__What you are asked to do__.
Give all the records again with every "data-marker" renamed to "point-marker", leaving everything else unchanged.

__Data__.

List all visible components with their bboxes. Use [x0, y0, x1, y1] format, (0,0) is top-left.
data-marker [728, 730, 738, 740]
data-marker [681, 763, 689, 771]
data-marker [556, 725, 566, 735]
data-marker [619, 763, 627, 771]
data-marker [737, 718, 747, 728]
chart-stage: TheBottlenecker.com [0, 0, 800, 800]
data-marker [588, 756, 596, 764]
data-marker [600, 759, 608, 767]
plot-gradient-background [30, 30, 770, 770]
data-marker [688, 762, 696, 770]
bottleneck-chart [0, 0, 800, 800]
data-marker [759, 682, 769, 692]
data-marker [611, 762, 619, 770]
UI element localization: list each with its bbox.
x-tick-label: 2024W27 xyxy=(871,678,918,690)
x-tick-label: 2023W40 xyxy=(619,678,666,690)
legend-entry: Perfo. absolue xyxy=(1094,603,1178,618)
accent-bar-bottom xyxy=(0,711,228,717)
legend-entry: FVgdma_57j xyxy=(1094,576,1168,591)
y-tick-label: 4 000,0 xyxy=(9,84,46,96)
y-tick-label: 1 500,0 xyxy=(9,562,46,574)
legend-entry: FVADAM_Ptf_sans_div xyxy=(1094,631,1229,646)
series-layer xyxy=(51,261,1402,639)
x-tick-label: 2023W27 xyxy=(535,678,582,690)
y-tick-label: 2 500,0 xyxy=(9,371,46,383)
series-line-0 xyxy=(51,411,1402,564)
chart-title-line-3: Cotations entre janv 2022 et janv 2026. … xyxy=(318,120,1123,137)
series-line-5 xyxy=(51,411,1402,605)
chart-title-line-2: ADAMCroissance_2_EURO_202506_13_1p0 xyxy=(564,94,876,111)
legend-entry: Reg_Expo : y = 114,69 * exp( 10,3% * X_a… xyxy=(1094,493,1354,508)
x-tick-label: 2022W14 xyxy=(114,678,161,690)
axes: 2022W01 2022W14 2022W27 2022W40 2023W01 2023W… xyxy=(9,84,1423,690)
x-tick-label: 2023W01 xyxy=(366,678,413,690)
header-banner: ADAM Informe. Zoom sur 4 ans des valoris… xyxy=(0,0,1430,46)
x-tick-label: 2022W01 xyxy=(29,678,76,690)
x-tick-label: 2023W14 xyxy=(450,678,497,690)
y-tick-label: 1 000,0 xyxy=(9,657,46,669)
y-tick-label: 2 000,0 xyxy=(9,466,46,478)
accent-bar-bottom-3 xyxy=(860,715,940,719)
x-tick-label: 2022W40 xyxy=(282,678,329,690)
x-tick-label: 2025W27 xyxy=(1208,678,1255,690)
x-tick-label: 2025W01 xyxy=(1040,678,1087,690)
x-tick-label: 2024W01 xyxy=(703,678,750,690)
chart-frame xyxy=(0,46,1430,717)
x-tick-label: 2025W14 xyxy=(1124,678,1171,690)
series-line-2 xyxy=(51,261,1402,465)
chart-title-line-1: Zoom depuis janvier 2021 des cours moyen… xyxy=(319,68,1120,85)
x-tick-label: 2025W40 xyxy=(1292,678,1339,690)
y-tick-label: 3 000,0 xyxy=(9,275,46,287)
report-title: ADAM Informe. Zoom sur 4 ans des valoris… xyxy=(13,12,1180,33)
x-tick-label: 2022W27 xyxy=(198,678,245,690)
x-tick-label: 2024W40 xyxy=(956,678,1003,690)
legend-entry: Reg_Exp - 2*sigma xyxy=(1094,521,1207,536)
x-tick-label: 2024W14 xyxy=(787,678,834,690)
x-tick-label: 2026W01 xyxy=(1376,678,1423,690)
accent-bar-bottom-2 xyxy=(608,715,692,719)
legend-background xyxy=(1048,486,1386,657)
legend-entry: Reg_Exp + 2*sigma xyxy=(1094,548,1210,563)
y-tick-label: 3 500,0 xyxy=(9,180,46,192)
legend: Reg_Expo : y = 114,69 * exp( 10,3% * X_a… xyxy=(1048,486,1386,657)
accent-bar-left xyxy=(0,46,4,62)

__Full output__.
List all visible components with their bboxes. Use [x0, y0, x1, y1] format, (0,0) is top-left.
point-marker [728, 730, 738, 740]
point-marker [681, 763, 689, 771]
point-marker [556, 725, 566, 735]
point-marker [619, 763, 627, 771]
point-marker [737, 718, 747, 728]
chart-stage: TheBottlenecker.com [0, 0, 800, 800]
point-marker [588, 756, 596, 764]
point-marker [600, 759, 608, 767]
plot-gradient-background [30, 30, 770, 770]
point-marker [688, 762, 696, 770]
bottleneck-chart [0, 0, 800, 800]
point-marker [759, 682, 769, 692]
point-marker [611, 762, 619, 770]
UI element localization: list each with its bbox.
x-tick-label: 2024W27 xyxy=(871,678,918,690)
x-tick-label: 2023W40 xyxy=(619,678,666,690)
legend-entry: Perfo. absolue xyxy=(1094,603,1178,618)
accent-bar-bottom xyxy=(0,711,228,717)
legend-entry: FVgdma_57j xyxy=(1094,576,1168,591)
y-tick-label: 4 000,0 xyxy=(9,84,46,96)
y-tick-label: 1 500,0 xyxy=(9,562,46,574)
legend-entry: FVADAM_Ptf_sans_div xyxy=(1094,631,1229,646)
series-layer xyxy=(51,261,1402,639)
x-tick-label: 2023W27 xyxy=(535,678,582,690)
y-tick-label: 2 500,0 xyxy=(9,371,46,383)
series-line-0 xyxy=(51,411,1402,564)
chart-title-line-3: Cotations entre janv 2022 et janv 2026. … xyxy=(318,120,1123,137)
series-line-5 xyxy=(51,411,1402,605)
chart-title-line-2: ADAMCroissance_2_EURO_202506_13_1p0 xyxy=(564,94,876,111)
legend-entry: Reg_Expo : y = 114,69 * exp( 10,3% * X_a… xyxy=(1094,493,1354,508)
x-tick-label: 2022W14 xyxy=(114,678,161,690)
axes: 2022W01 2022W14 2022W27 2022W40 2023W01 2023W… xyxy=(9,84,1423,690)
x-tick-label: 2023W01 xyxy=(366,678,413,690)
header-banner: ADAM Informe. Zoom sur 4 ans des valoris… xyxy=(0,0,1430,46)
x-tick-label: 2022W01 xyxy=(29,678,76,690)
x-tick-label: 2023W14 xyxy=(450,678,497,690)
y-tick-label: 1 000,0 xyxy=(9,657,46,669)
y-tick-label: 2 000,0 xyxy=(9,466,46,478)
accent-bar-bottom-3 xyxy=(860,715,940,719)
x-tick-label: 2022W40 xyxy=(282,678,329,690)
x-tick-label: 2025W27 xyxy=(1208,678,1255,690)
x-tick-label: 2025W01 xyxy=(1040,678,1087,690)
x-tick-label: 2024W01 xyxy=(703,678,750,690)
chart-frame xyxy=(0,46,1430,717)
x-tick-label: 2025W14 xyxy=(1124,678,1171,690)
series-line-2 xyxy=(51,261,1402,465)
chart-title-line-1: Zoom depuis janvier 2021 des cours moyen… xyxy=(319,68,1120,85)
x-tick-label: 2025W40 xyxy=(1292,678,1339,690)
y-tick-label: 3 000,0 xyxy=(9,275,46,287)
report-title: ADAM Informe. Zoom sur 4 ans des valoris… xyxy=(13,12,1180,33)
x-tick-label: 2022W27 xyxy=(198,678,245,690)
x-tick-label: 2024W40 xyxy=(956,678,1003,690)
legend-entry: Reg_Exp - 2*sigma xyxy=(1094,521,1207,536)
x-tick-label: 2024W14 xyxy=(787,678,834,690)
x-tick-label: 2026W01 xyxy=(1376,678,1423,690)
accent-bar-bottom-2 xyxy=(608,715,692,719)
legend-background xyxy=(1048,486,1386,657)
legend-entry: Reg_Exp + 2*sigma xyxy=(1094,548,1210,563)
y-tick-label: 3 500,0 xyxy=(9,180,46,192)
legend: Reg_Expo : y = 114,69 * exp( 10,3% * X_a… xyxy=(1048,486,1386,657)
accent-bar-left xyxy=(0,46,4,62)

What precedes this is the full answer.